### WRITTEN REQUEST
Copy each line in which the string "title" occurs.

##### RECORDS SHOWN

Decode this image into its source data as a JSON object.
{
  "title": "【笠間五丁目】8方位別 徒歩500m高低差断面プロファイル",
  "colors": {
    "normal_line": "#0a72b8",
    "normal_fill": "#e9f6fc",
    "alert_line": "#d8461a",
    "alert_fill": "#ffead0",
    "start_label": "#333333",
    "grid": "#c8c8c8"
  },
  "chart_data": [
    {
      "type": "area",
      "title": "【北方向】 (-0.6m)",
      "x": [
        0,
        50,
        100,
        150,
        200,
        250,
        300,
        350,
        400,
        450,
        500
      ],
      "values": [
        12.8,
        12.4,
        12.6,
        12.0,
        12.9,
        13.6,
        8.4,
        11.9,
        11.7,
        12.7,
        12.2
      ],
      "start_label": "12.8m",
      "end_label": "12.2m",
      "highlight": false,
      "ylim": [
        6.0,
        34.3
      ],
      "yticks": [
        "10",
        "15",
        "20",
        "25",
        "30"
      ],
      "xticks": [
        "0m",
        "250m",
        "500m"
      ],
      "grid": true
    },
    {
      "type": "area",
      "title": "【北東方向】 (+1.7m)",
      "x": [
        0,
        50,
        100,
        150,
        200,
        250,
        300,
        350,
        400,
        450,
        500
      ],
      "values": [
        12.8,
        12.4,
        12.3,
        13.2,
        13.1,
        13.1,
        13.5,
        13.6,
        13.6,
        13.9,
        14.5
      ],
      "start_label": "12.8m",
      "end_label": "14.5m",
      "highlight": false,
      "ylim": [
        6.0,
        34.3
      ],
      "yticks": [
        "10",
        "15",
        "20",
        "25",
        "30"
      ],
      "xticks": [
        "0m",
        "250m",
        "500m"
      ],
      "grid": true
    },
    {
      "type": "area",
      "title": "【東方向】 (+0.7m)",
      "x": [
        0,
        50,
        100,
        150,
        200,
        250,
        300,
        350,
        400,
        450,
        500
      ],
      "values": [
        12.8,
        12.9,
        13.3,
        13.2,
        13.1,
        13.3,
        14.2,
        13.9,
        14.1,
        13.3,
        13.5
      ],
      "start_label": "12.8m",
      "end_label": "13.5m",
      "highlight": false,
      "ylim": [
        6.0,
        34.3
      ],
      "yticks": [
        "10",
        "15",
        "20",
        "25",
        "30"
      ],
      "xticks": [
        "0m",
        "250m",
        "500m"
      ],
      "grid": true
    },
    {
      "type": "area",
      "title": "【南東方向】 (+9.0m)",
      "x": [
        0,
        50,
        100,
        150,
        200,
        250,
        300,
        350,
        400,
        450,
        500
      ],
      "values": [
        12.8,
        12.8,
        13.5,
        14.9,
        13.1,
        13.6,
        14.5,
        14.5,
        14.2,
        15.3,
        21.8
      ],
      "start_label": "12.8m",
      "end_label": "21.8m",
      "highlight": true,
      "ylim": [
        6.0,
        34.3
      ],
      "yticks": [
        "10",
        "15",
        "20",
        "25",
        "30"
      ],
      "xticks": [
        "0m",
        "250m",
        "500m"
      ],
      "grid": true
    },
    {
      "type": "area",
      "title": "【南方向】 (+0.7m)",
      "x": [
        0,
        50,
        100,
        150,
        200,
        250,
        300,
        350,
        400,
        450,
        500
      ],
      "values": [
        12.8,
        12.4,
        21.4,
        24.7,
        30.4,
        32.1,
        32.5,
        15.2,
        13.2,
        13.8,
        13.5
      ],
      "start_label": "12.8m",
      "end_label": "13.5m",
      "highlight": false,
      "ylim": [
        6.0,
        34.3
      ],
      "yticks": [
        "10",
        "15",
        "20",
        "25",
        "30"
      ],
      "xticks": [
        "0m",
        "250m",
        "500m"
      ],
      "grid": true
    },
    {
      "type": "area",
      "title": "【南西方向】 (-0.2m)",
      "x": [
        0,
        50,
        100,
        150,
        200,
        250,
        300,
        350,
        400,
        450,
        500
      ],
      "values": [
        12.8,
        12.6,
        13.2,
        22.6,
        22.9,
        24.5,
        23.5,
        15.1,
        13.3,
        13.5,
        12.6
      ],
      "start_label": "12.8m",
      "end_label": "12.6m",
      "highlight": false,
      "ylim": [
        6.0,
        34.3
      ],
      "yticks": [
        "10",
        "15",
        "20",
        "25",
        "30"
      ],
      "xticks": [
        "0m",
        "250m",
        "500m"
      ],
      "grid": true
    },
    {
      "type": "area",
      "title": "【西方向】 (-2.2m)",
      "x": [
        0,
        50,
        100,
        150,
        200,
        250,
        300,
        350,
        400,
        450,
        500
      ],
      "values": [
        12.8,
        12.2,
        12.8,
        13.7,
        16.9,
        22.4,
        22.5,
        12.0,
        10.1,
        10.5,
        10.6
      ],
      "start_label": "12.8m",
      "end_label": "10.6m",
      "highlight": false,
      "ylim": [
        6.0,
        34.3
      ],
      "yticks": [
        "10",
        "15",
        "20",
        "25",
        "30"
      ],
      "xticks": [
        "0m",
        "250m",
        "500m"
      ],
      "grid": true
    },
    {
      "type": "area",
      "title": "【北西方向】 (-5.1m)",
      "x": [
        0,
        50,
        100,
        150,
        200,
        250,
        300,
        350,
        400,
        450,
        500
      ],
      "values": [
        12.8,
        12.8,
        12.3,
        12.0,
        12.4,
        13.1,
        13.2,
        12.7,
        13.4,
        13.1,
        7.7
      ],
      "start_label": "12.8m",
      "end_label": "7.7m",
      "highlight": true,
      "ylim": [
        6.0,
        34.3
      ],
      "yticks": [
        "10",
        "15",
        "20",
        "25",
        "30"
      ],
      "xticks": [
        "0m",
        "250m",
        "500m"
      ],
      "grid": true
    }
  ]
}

##########

### RESULT OF THIS EXERCISE
  "title": "【笠間五丁目】8方位別 徒歩500m高低差断面プロファイル",
      "title": "【北方向】 (-0.6m)",
      "title": "【北東方向】 (+1.7m)",
      "title": "【東方向】 (+0.7m)",
      "title": "【南東方向】 (+9.0m)",
      "title": "【南方向】 (+0.7m)",
      "title": "【南西方向】 (-0.2m)",
      "title": "【西方向】 (-2.2m)",
      "title": "【北西方向】 (-5.1m)",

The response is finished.